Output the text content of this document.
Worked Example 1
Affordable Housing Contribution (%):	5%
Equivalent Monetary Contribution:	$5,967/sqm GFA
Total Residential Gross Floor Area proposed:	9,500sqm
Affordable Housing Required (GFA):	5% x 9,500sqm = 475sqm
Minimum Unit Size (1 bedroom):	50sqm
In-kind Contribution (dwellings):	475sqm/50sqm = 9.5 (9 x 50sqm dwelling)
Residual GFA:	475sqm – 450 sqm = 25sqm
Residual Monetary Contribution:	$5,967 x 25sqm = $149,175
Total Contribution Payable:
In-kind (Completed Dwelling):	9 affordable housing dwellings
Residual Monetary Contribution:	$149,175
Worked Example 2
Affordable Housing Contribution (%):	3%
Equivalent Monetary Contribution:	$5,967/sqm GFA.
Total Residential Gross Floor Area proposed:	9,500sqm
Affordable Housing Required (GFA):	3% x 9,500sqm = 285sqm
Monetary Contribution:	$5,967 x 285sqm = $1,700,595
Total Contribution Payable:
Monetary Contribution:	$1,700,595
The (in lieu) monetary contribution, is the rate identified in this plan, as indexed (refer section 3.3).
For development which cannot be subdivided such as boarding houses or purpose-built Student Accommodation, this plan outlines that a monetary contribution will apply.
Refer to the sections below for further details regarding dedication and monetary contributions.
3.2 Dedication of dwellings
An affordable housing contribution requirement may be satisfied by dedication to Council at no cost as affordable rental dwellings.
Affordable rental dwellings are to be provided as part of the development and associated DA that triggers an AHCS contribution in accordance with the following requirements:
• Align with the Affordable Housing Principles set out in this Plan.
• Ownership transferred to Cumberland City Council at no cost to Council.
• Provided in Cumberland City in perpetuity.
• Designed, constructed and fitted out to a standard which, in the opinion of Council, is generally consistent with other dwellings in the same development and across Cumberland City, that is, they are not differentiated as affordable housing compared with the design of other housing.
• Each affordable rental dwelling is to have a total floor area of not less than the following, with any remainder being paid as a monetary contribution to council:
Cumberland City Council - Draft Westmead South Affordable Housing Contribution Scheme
-------
Written task:
Recopy the whole listing exactly.

Full response:
Output the text content of this document.
Worked Example 1
Affordable Housing Contribution (%):	5%
Equivalent Monetary Contribution:	$5,967/sqm GFA
Total Residential Gross Floor Area proposed:	9,500sqm
Affordable Housing Required (GFA):	5% x 9,500sqm = 475sqm
Minimum Unit Size (1 bedroom):	50sqm
In-kind Contribution (dwellings):	475sqm/50sqm = 9.5 (9 x 50sqm dwelling)
Residual GFA:	475sqm – 450 sqm = 25sqm
Residual Monetary Contribution:	$5,967 x 25sqm = $149,175
Total Contribution Payable:
In-kind (Completed Dwelling):	9 affordable housing dwellings
Residual Monetary Contribution:	$149,175
Worked Example 2
Affordable Housing Contribution (%):	3%
Equivalent Monetary Contribution:	$5,967/sqm GFA.
Total Residential Gross Floor Area proposed:	9,500sqm
Affordable Housing Required (GFA):	3% x 9,500sqm = 285sqm
Monetary Contribution:	$5,967 x 285sqm = $1,700,595
Total Contribution Payable:
Monetary Contribution:	$1,700,595
The (in lieu) monetary contribution, is the rate identified in this plan, as indexed (refer section 3.3).
For development which cannot be subdivided such as boarding houses or purpose-built Student Accommodation, this plan outlines that a monetary contribution will apply.
Refer to the sections below for further details regarding dedication and monetary contributions.
3.2 Dedication of dwellings
An affordable housing contribution requirement may be satisfied by dedication to Council at no cost as affordable rental dwellings.
Affordable rental dwellings are to be provided as part of the development and associated DA that triggers an AHCS contribution in accordance with the following requirements:
• Align with the Affordable Housing Principles set out in this Plan.
• Ownership transferred to Cumberland City Council at no cost to Council.
• Provided in Cumberland City in perpetuity.
• Designed, constructed and fitted out to a standard which, in the opinion of Council, is generally consistent with other dwellings in the same development and across Cumberland City, that is, they are not differentiated as affordable housing compared with the design of other housing.
• Each affordable rental dwelling is to have a total floor area of not less than the following, with any remainder being paid as a monetary contribution to council:
Cumberland City Council - Draft Westmead South Affordable Housing Contribution Scheme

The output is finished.